▸ THE EXERCISE
Read the material below. Count the lines containing "data" and give that count alone.

▸ RECORDS SUPPLIED

========================================

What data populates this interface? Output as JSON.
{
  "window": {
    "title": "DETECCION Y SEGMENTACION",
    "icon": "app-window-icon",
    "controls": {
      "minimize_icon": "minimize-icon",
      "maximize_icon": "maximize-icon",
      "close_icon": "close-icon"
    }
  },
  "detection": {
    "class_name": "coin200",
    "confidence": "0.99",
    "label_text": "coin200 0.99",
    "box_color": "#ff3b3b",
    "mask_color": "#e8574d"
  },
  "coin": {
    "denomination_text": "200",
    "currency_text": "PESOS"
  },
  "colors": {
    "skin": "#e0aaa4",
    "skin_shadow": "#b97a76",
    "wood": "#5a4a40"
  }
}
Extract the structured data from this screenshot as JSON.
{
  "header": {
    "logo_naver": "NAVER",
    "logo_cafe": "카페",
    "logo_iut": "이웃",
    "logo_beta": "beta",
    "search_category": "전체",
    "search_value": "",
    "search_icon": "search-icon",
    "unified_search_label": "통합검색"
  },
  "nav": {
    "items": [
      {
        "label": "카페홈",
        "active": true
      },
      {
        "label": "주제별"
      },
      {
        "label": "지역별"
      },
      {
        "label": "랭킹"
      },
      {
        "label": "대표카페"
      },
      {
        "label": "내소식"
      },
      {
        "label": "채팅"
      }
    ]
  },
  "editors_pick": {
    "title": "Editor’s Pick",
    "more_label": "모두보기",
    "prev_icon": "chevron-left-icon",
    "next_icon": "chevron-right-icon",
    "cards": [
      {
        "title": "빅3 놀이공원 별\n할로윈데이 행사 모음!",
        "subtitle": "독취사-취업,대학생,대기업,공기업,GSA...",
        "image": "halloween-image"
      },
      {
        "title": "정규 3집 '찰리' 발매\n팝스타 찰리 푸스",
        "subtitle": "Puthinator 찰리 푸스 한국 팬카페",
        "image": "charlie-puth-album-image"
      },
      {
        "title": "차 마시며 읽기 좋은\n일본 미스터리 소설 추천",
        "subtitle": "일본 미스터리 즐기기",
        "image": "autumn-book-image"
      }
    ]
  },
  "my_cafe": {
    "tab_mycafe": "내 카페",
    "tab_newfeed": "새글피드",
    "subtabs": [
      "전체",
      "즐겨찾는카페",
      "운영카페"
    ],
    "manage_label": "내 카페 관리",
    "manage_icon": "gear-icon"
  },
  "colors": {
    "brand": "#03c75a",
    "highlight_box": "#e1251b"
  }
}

========================================

▸ SOLVED EXERCISE
2